Exercise objective
Copy out every line of the data below, from the line containing "34, 448, 40]" down to the line containing "34, 267, 40]", with both of those lines included. Reproduce each line without any change.

(Region boundary data)
* * *

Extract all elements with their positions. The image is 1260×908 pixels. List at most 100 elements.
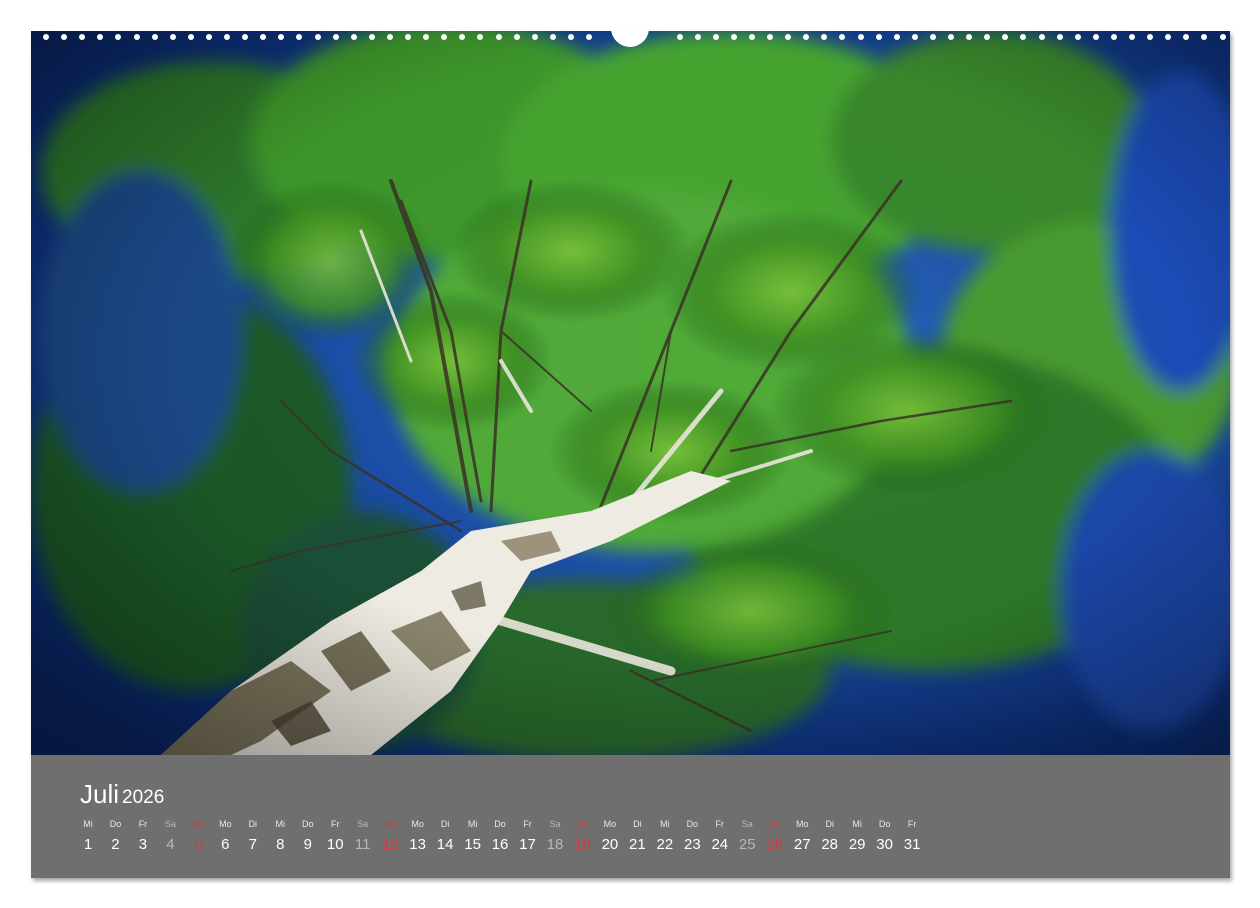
binding-hole	[441, 34, 448, 40]
binding-hole	[1002, 34, 1009, 40]
birch-tree-photo	[31, 31, 1230, 755]
binding-hole	[151, 34, 158, 40]
binding-hole	[966, 34, 973, 40]
day-number: 22	[656, 836, 674, 853]
binding-hole	[169, 34, 176, 40]
weekday-label: Fr	[907, 819, 917, 829]
binding-hole	[296, 34, 303, 40]
day-number: 17	[519, 836, 536, 853]
day-number: 29	[848, 836, 866, 853]
day-number: 2	[111, 836, 120, 853]
day-number: 12	[381, 836, 399, 853]
binding-hole	[1074, 34, 1081, 40]
binding-hole	[1147, 34, 1154, 40]
day-cell: Mi 8	[266, 819, 294, 853]
day-number: 7	[248, 836, 257, 853]
weekday-label: Do	[494, 819, 506, 829]
day-cell: Fr 10	[321, 819, 349, 853]
weekday-label: Sa	[357, 819, 369, 829]
binding-hole	[586, 34, 592, 40]
day-number: 18	[546, 836, 564, 853]
day-number: 28	[821, 836, 839, 853]
binding-hole	[423, 34, 430, 40]
day-cell: Mo 20	[596, 819, 624, 853]
day-cell: Mi 15	[459, 819, 487, 853]
binding-hole	[839, 34, 846, 40]
day-number: 10	[326, 836, 344, 853]
day-number: 15	[464, 836, 481, 853]
month-year: 2026	[122, 787, 165, 808]
day-number: 26	[766, 836, 784, 853]
binding-hole	[43, 34, 49, 40]
day-number: 1	[83, 836, 93, 853]
day-cell: Do 23	[678, 819, 706, 853]
day-number: 6	[221, 836, 230, 853]
day-number: 19	[574, 836, 591, 853]
weekday-label: Di	[440, 819, 450, 829]
binding-hole	[531, 34, 538, 40]
day-number: 9	[303, 836, 312, 853]
day-number: 13	[409, 836, 426, 853]
binding-hole	[821, 34, 828, 40]
weekday-label: Do	[878, 819, 891, 829]
binding-hole	[1219, 34, 1226, 40]
binding-hole	[224, 34, 230, 40]
day-cell: So 12	[376, 819, 404, 853]
day-cell: Fr 24	[706, 819, 734, 853]
weekday-label: Do	[301, 819, 314, 829]
binding-hole	[1092, 34, 1099, 40]
binding-hole	[405, 34, 411, 40]
weekday-label: Sa	[549, 819, 561, 829]
day-number: 8	[276, 836, 285, 853]
day-cell: Sa 18	[541, 819, 569, 853]
binding-hole	[133, 34, 140, 40]
binding-hole	[785, 34, 792, 40]
day-number: 20	[601, 836, 619, 853]
weekday-label: Fr	[138, 819, 148, 829]
day-cell: Do 2	[101, 819, 129, 853]
day-number: 3	[138, 836, 148, 853]
weekday-label: Sa	[164, 819, 176, 829]
day-number: 5	[193, 836, 203, 853]
weekday-label: Fr	[523, 819, 532, 829]
binding-hole	[260, 34, 267, 40]
binding-hole	[1129, 34, 1135, 40]
weekday-label: Do	[686, 819, 699, 829]
binding-hole	[929, 34, 936, 40]
binding-hole	[1020, 34, 1027, 40]
day-cell: Mo 13	[404, 819, 432, 853]
binding-hole	[278, 34, 285, 40]
binding-hole	[97, 34, 104, 40]
binding-hole	[242, 34, 249, 40]
binding-hole	[549, 34, 556, 40]
weekday-label: Mi	[467, 819, 478, 829]
day-number: 25	[738, 836, 756, 853]
binding-hole	[676, 34, 683, 40]
binding-hole	[513, 34, 520, 40]
day-number: 4	[166, 836, 175, 853]
weekday-label: Di	[248, 819, 258, 829]
binding-hole	[984, 34, 991, 40]
weekday-label: So	[576, 819, 588, 829]
weekday-label: Mo	[603, 819, 617, 829]
binding-hole	[495, 34, 502, 40]
binding-hole	[857, 34, 864, 40]
calendar-page: Juli 2026 Mi 1 Do 2 Fr 3 Sa 4 So 5 Mo 6 Di 7 Mi 8 Do 9 Fr 10…	[31, 31, 1230, 878]
binding-hole	[875, 34, 882, 40]
weekday-label: Di	[633, 819, 642, 829]
day-cell: Sa 11	[349, 819, 377, 853]
day-number: 23	[683, 836, 701, 853]
day-number: 16	[491, 836, 509, 853]
binding-hole	[1038, 34, 1045, 40]
weekday-label: Sa	[741, 819, 753, 829]
day-number: 24	[711, 836, 729, 853]
day-number: 21	[629, 836, 646, 853]
birch-tree-icon	[31, 31, 1230, 755]
binding-hole	[79, 34, 86, 40]
binding-hole	[694, 34, 701, 40]
day-cell: Sa 25	[733, 819, 761, 853]
binding-hole	[712, 34, 719, 40]
weekday-label: Mi	[660, 819, 670, 829]
weekday-label: Mi	[83, 819, 93, 829]
day-number: 11	[354, 836, 371, 853]
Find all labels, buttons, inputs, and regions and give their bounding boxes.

* * *

The response
binding-hole	[441, 34, 448, 40]
binding-hole	[1002, 34, 1009, 40]
birch-tree-photo	[31, 31, 1230, 755]
binding-hole	[151, 34, 158, 40]
binding-hole	[966, 34, 973, 40]
day-number: 22	[656, 836, 674, 853]
binding-hole	[169, 34, 176, 40]
weekday-label: Fr	[907, 819, 917, 829]
binding-hole	[296, 34, 303, 40]
day-number: 17	[519, 836, 536, 853]
day-number: 29	[848, 836, 866, 853]
day-number: 2	[111, 836, 120, 853]
day-number: 12	[381, 836, 399, 853]
binding-hole	[1074, 34, 1081, 40]
binding-hole	[1147, 34, 1154, 40]
day-cell: Mi 8	[266, 819, 294, 853]
day-number: 7	[248, 836, 257, 853]
weekday-label: Do	[494, 819, 506, 829]
day-cell: Fr 10	[321, 819, 349, 853]
weekday-label: Sa	[357, 819, 369, 829]
binding-hole	[586, 34, 592, 40]
day-number: 18	[546, 836, 564, 853]
day-number: 28	[821, 836, 839, 853]
binding-hole	[423, 34, 430, 40]
day-cell: Mo 20	[596, 819, 624, 853]
day-cell: Mi 15	[459, 819, 487, 853]
binding-hole	[839, 34, 846, 40]
day-number: 10	[326, 836, 344, 853]
day-number: 15	[464, 836, 481, 853]
month-year: 2026	[122, 787, 165, 808]
day-number: 26	[766, 836, 784, 853]
binding-hole	[43, 34, 49, 40]
day-number: 1	[83, 836, 93, 853]
day-cell: Do 23	[678, 819, 706, 853]
day-number: 6	[221, 836, 230, 853]
day-number: 19	[574, 836, 591, 853]
weekday-label: Di	[440, 819, 450, 829]
binding-hole	[531, 34, 538, 40]
day-number: 9	[303, 836, 312, 853]
day-number: 13	[409, 836, 426, 853]
binding-hole	[821, 34, 828, 40]
weekday-label: Do	[878, 819, 891, 829]
binding-hole	[1219, 34, 1226, 40]
binding-hole	[224, 34, 230, 40]
day-cell: So 12	[376, 819, 404, 853]
day-cell: Fr 24	[706, 819, 734, 853]
weekday-label: Do	[301, 819, 314, 829]
binding-hole	[1092, 34, 1099, 40]
binding-hole	[405, 34, 411, 40]
weekday-label: Sa	[549, 819, 561, 829]
day-number: 8	[276, 836, 285, 853]
day-cell: Sa 18	[541, 819, 569, 853]
binding-hole	[133, 34, 140, 40]
binding-hole	[785, 34, 792, 40]
day-number: 20	[601, 836, 619, 853]
weekday-label: Fr	[138, 819, 148, 829]
day-cell: Do 2	[101, 819, 129, 853]
day-number: 3	[138, 836, 148, 853]
weekday-label: Sa	[164, 819, 176, 829]
day-number: 5	[193, 836, 203, 853]
weekday-label: Fr	[523, 819, 532, 829]
binding-hole	[260, 34, 267, 40]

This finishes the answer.